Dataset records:
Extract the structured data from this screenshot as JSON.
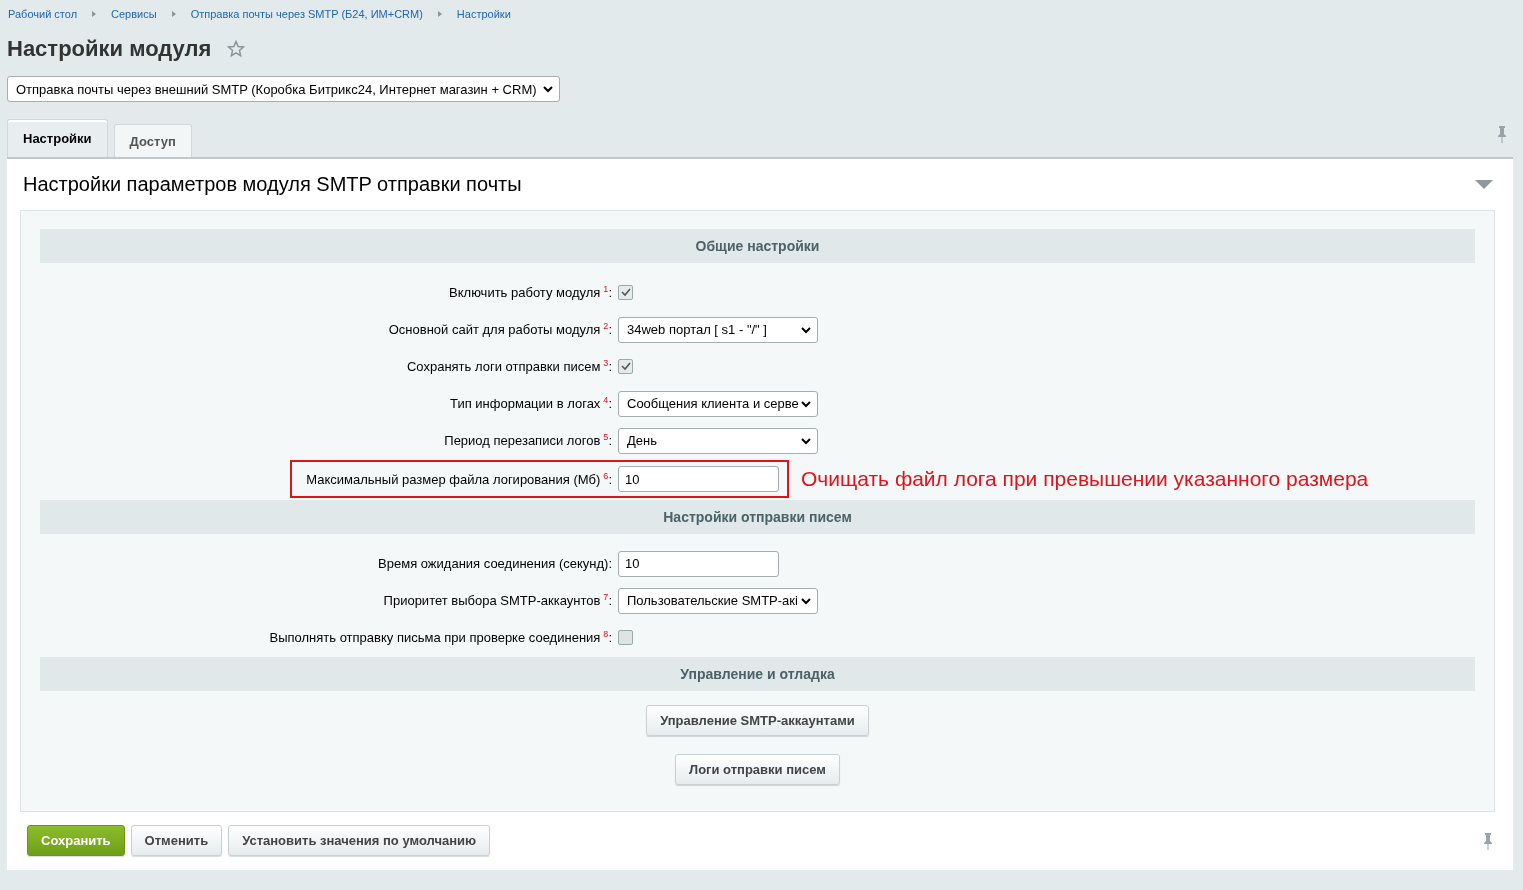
{
  "breadcrumbs": [
    "Рабочий стол",
    "Сервисы",
    "Отправка почты через SMTP (Б24, ИМ+CRM)",
    "Настройки"
  ],
  "title": "Настройки модуля",
  "module_select": {
    "value": "Отправка почты через внешний SMTP (Коробка Битрикс24, Интернет магазин + CRM)"
  },
  "tabs": [
    {
      "label": "Настройки",
      "selected": true
    },
    {
      "label": "Доступ",
      "selected": false
    }
  ],
  "panel_title": "Настройки параметров модуля SMTP отправки почты",
  "sections": [
    {
      "title": "Общие настройки",
      "rows": [
        {
          "kind": "checkbox",
          "label": "Включить работу модуля",
          "note": "1",
          "suffix": ":",
          "checked": true
        },
        {
          "kind": "select",
          "label": "Основной сайт для работы модуля",
          "note": "2",
          "suffix": ":",
          "value": "34web портал [ s1 - \"/\" ]"
        },
        {
          "kind": "checkbox",
          "label": "Сохранять логи отправки писем",
          "note": "3",
          "suffix": ":",
          "checked": true
        },
        {
          "kind": "select",
          "label": "Тип информации в логах",
          "note": "4",
          "suffix": ":",
          "value": "Сообщения клиента и серве"
        },
        {
          "kind": "select",
          "label": "Период перезаписи логов",
          "note": "5",
          "suffix": ":",
          "value": "День"
        },
        {
          "kind": "text",
          "label": "Максимальный размер файла логирования (Мб)",
          "note": "6",
          "suffix": ":",
          "value": "10",
          "highlighted": true,
          "annotation": "Очищать файл лога при превышении указанного размера"
        }
      ]
    },
    {
      "title": "Настройки отправки писем",
      "rows": [
        {
          "kind": "text",
          "label": "Время ожидания соединения (секунд):",
          "value": "10"
        },
        {
          "kind": "select",
          "label": "Приоритет выбора SMTP-аккаунтов",
          "note": "7",
          "suffix": ":",
          "value": "Пользовательские SMTP-акі"
        },
        {
          "kind": "checkbox",
          "label": "Выполнять отправку письма при проверке соединения",
          "note": "8",
          "suffix": ":",
          "checked": false
        }
      ]
    },
    {
      "title": "Управление и отладка",
      "buttons": [
        "Управление SMTP-аккаунтами",
        "Логи отправки писем"
      ]
    }
  ],
  "footer_buttons": [
    {
      "kind": "primary",
      "label": "Сохранить"
    },
    {
      "kind": "normal",
      "label": "Отменить"
    },
    {
      "kind": "normal",
      "label": "Установить значения по умолчанию"
    }
  ]
}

## Aim of the task
Reproduce each line exactly as it appears, omitting the pictures.

## Result of the exercise
Extract the structured data from this screenshot as JSON.
{
  "breadcrumbs": [
    "Рабочий стол",
    "Сервисы",
    "Отправка почты через SMTP (Б24, ИМ+CRM)",
    "Настройки"
  ],
  "title": "Настройки модуля",
  "module_select": {
    "value": "Отправка почты через внешний SMTP (Коробка Битрикс24, Интернет магазин + CRM)"
  },
  "tabs": [
    {
      "label": "Настройки",
      "selected": true
    },
    {
      "label": "Доступ",
      "selected": false
    }
  ],
  "panel_title": "Настройки параметров модуля SMTP отправки почты",
  "sections": [
    {
      "title": "Общие настройки",
      "rows": [
        {
          "kind": "checkbox",
          "label": "Включить работу модуля",
          "note": "1",
          "suffix": ":",
          "checked": true
        },
        {
          "kind": "select",
          "label": "Основной сайт для работы модуля",
          "note": "2",
          "suffix": ":",
          "value": "34web портал [ s1 - \"/\" ]"
        },
        {
          "kind": "checkbox",
          "label": "Сохранять логи отправки писем",
          "note": "3",
          "suffix": ":",
          "checked": true
        },
        {
          "kind": "select",
          "label": "Тип информации в логах",
          "note": "4",
          "suffix": ":",
          "value": "Сообщения клиента и серве"
        },
        {
          "kind": "select",
          "label": "Период перезаписи логов",
          "note": "5",
          "suffix": ":",
          "value": "День"
        },
        {
          "kind": "text",
          "label": "Максимальный размер файла логирования (Мб)",
          "note": "6",
          "suffix": ":",
          "value": "10",
          "highlighted": true,
          "annotation": "Очищать файл лога при превышении указанного размера"
        }
      ]
    },
    {
      "title": "Настройки отправки писем",
      "rows": [
        {
          "kind": "text",
          "label": "Время ожидания соединения (секунд):",
          "value": "10"
        },
        {
          "kind": "select",
          "label": "Приоритет выбора SMTP-аккаунтов",
          "note": "7",
          "suffix": ":",
          "value": "Пользовательские SMTP-акі"
        },
        {
          "kind": "checkbox",
          "label": "Выполнять отправку письма при проверке соединения",
          "note": "8",
          "suffix": ":",
          "checked": false
        }
      ]
    },
    {
      "title": "Управление и отладка",
      "buttons": [
        "Управление SMTP-аккаунтами",
        "Логи отправки писем"
      ]
    }
  ],
  "footer_buttons": [
    {
      "kind": "primary",
      "label": "Сохранить"
    },
    {
      "kind": "normal",
      "label": "Отменить"
    },
    {
      "kind": "normal",
      "label": "Установить значения по умолчанию"
    }
  ]
}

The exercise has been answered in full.